┌────────

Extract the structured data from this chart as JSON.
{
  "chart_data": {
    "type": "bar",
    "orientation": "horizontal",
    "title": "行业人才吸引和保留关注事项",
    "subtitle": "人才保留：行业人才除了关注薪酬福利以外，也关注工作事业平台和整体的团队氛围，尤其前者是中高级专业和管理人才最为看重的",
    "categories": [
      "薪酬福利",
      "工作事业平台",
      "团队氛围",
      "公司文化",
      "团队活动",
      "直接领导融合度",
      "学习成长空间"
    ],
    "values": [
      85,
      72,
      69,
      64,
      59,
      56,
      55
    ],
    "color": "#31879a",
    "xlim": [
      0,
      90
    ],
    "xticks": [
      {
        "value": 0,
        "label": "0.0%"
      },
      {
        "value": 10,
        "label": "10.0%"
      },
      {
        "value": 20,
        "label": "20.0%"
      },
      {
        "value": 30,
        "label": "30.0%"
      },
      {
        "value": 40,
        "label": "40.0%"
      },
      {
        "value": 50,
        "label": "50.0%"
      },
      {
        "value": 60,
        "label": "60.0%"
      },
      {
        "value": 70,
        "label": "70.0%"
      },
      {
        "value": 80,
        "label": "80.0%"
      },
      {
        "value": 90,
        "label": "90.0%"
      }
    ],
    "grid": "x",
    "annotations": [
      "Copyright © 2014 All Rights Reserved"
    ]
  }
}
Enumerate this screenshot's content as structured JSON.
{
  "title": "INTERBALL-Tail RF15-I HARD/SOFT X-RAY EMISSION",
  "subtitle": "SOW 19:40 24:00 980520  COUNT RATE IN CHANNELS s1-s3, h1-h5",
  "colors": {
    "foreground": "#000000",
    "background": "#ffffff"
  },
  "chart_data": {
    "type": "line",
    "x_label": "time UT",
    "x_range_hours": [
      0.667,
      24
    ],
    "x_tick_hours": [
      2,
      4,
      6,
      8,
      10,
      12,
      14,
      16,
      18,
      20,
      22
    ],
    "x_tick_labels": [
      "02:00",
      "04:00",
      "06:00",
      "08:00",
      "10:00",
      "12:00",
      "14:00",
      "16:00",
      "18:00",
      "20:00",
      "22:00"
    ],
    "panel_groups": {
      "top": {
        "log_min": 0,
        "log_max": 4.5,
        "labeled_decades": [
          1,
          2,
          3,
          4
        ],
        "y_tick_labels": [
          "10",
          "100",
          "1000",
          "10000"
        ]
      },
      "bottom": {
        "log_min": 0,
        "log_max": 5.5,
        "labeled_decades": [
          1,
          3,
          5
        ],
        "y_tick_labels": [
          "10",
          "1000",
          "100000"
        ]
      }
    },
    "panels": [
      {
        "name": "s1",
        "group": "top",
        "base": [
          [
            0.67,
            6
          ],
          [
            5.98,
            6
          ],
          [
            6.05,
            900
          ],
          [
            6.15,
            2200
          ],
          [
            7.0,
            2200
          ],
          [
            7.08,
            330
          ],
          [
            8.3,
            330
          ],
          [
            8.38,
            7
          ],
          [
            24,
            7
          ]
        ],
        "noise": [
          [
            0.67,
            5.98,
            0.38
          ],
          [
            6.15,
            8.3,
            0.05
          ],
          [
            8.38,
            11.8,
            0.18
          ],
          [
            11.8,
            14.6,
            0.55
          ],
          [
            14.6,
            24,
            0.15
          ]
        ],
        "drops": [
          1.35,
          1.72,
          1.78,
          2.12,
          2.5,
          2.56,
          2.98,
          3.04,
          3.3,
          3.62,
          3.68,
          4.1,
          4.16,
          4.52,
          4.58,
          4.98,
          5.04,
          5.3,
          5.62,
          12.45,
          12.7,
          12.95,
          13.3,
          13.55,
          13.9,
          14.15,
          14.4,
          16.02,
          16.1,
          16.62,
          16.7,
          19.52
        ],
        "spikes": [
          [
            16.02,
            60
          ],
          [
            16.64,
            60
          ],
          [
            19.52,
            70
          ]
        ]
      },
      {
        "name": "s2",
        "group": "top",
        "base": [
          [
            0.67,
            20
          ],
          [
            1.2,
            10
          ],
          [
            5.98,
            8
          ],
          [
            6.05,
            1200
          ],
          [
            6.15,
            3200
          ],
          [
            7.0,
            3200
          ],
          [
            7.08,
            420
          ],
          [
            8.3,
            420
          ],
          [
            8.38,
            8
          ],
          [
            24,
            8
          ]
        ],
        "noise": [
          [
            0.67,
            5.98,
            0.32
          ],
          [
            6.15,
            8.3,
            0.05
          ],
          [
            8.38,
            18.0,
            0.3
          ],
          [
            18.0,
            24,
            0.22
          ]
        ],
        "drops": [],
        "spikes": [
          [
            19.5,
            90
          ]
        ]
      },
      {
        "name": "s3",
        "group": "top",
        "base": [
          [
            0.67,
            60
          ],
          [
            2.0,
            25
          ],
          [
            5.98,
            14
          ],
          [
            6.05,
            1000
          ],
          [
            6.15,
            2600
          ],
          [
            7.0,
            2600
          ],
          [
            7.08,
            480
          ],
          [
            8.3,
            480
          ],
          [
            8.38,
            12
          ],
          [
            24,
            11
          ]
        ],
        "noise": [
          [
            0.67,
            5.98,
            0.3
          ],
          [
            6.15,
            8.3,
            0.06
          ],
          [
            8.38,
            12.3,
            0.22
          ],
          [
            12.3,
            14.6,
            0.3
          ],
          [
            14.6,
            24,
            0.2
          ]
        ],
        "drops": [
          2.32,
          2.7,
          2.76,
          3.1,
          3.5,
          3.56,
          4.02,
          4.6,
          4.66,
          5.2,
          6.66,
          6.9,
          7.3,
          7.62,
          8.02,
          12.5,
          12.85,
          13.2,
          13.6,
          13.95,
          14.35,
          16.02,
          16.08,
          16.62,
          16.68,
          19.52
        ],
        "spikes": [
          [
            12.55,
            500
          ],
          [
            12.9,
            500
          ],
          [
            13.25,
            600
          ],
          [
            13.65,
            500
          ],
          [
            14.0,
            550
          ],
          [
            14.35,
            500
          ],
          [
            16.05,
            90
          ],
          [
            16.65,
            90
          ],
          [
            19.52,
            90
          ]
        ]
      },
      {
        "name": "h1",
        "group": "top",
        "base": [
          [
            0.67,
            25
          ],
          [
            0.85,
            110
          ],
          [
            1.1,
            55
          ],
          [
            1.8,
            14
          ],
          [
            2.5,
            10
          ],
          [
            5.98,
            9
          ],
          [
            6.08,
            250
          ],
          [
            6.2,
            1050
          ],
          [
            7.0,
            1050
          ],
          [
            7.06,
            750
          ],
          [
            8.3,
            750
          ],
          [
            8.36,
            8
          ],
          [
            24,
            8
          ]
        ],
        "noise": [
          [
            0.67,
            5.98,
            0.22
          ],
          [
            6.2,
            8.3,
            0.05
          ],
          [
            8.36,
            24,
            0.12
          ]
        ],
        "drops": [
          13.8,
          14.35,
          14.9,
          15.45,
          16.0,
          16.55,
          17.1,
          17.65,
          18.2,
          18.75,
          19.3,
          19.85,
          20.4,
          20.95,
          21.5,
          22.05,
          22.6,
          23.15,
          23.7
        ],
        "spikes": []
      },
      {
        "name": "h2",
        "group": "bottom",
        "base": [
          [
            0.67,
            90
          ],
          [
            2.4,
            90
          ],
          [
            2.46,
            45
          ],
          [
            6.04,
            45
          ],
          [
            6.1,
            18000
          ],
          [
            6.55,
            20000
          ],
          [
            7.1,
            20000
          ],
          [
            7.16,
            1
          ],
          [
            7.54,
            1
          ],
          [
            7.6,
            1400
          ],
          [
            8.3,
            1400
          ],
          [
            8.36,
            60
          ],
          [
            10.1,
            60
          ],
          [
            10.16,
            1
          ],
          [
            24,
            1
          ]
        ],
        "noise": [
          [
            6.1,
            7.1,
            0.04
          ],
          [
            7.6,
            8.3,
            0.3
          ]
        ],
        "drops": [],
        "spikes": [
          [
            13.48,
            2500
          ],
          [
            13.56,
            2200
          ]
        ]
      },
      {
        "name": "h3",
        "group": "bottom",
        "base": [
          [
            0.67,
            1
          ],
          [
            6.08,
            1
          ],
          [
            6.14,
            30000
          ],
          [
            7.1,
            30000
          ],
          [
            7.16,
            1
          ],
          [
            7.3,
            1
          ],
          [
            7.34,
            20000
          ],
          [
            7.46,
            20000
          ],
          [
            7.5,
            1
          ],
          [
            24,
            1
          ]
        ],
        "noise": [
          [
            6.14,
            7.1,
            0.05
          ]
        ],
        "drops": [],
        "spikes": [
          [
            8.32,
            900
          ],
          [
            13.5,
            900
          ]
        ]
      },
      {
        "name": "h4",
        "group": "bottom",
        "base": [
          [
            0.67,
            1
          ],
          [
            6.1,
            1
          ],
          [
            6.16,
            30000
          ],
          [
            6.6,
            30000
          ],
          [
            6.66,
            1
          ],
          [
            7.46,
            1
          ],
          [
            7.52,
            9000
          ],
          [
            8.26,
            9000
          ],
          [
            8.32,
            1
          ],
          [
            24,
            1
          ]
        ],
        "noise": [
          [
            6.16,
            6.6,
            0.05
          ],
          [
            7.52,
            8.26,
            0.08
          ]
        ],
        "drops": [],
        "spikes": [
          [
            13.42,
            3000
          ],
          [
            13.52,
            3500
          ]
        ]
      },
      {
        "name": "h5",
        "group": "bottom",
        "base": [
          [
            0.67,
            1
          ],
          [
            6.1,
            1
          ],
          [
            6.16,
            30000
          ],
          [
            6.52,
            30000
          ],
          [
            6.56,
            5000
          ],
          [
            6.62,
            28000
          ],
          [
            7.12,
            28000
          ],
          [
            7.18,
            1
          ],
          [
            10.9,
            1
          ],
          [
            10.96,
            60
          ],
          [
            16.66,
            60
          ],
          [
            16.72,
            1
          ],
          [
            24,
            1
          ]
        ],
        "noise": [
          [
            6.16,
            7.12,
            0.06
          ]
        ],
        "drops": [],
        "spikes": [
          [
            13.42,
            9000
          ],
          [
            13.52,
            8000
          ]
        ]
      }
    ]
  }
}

└────────

__WRITTEN PROBLEM__: Identify which lines contain the word "subtitle" and copy each one.

__OUTPUT__:
    "subtitle": "人才保留：行业人才除了关注薪酬福利以外，也关注工作事业平台和整体的团队氛围，尤其前者是中高级专业和管理人才最为看重的",
  "subtitle": "SOW 19:40 24:00 980520  COUNT RATE IN CHANNELS s1-s3, h1-h5",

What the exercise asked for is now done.